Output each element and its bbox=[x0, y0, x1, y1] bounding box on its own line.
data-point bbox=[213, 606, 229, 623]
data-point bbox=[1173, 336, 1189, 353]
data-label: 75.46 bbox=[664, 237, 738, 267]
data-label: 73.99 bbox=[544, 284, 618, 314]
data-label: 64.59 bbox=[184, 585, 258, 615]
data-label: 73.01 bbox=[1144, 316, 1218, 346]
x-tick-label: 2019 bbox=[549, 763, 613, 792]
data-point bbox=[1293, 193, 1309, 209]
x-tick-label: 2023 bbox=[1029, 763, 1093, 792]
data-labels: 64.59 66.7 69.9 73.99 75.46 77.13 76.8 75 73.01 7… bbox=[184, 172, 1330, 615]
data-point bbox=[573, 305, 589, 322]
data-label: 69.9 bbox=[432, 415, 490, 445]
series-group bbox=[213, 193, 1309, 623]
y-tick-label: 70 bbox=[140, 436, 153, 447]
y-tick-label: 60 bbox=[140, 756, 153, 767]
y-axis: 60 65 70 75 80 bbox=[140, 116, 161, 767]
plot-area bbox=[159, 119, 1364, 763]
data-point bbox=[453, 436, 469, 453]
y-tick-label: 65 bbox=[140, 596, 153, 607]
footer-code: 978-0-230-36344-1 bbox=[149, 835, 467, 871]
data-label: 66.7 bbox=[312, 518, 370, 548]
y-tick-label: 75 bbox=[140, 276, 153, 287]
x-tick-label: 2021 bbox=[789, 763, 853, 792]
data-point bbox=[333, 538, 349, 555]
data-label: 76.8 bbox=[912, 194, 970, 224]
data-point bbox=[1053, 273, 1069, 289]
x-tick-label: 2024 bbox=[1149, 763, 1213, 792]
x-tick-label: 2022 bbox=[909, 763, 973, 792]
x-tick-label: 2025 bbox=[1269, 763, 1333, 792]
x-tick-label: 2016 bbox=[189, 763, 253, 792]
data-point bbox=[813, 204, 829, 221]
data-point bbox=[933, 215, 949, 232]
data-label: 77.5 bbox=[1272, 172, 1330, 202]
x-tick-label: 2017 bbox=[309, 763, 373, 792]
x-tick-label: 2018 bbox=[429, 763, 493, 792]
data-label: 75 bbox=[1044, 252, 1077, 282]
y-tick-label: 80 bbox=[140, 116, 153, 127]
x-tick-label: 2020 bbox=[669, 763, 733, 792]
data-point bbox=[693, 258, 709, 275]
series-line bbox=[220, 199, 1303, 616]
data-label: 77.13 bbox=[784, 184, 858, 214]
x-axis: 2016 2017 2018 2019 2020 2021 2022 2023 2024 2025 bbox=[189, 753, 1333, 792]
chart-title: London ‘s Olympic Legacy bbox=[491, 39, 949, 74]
◇ ◇ ◇ ◇
DIRECTIONS => Please copy every line of the entries above word for word, keeping each one unchanged.

EXERCISE RESPONSE =>
Output each element and its bbox=[x0, y0, x1, y1] bounding box on its own line.
data-point bbox=[213, 606, 229, 623]
data-point bbox=[1173, 336, 1189, 353]
data-label: 75.46 bbox=[664, 237, 738, 267]
data-label: 73.99 bbox=[544, 284, 618, 314]
data-label: 64.59 bbox=[184, 585, 258, 615]
data-label: 73.01 bbox=[1144, 316, 1218, 346]
x-tick-label: 2019 bbox=[549, 763, 613, 792]
data-point bbox=[1293, 193, 1309, 209]
x-tick-label: 2023 bbox=[1029, 763, 1093, 792]
data-labels: 64.59 66.7 69.9 73.99 75.46 77.13 76.8 75 73.01 7… bbox=[184, 172, 1330, 615]
data-point bbox=[573, 305, 589, 322]
data-label: 69.9 bbox=[432, 415, 490, 445]
series-group bbox=[213, 193, 1309, 623]
y-tick-label: 70 bbox=[140, 436, 153, 447]
y-tick-label: 60 bbox=[140, 756, 153, 767]
y-axis: 60 65 70 75 80 bbox=[140, 116, 161, 767]
plot-area bbox=[159, 119, 1364, 763]
data-point bbox=[453, 436, 469, 453]
y-tick-label: 65 bbox=[140, 596, 153, 607]
footer-code: 978-0-230-36344-1 bbox=[149, 835, 467, 871]
data-label: 66.7 bbox=[312, 518, 370, 548]
y-tick-label: 75 bbox=[140, 276, 153, 287]
x-tick-label: 2021 bbox=[789, 763, 853, 792]
data-point bbox=[333, 538, 349, 555]
data-label: 76.8 bbox=[912, 194, 970, 224]
data-point bbox=[1053, 273, 1069, 289]
x-tick-label: 2024 bbox=[1149, 763, 1213, 792]
x-tick-label: 2022 bbox=[909, 763, 973, 792]
x-tick-label: 2025 bbox=[1269, 763, 1333, 792]
x-tick-label: 2016 bbox=[189, 763, 253, 792]
data-point bbox=[813, 204, 829, 221]
data-point bbox=[933, 215, 949, 232]
data-label: 77.5 bbox=[1272, 172, 1330, 202]
x-tick-label: 2017 bbox=[309, 763, 373, 792]
x-tick-label: 2018 bbox=[429, 763, 493, 792]
data-label: 75 bbox=[1044, 252, 1077, 282]
y-tick-label: 80 bbox=[140, 116, 153, 127]
x-tick-label: 2020 bbox=[669, 763, 733, 792]
data-point bbox=[693, 258, 709, 275]
series-line bbox=[220, 199, 1303, 616]
data-label: 77.13 bbox=[784, 184, 858, 214]
x-axis: 2016 2017 2018 2019 2020 2021 2022 2023 2024 2025 bbox=[189, 753, 1333, 792]
chart-title: London ‘s Olympic Legacy bbox=[491, 39, 949, 74]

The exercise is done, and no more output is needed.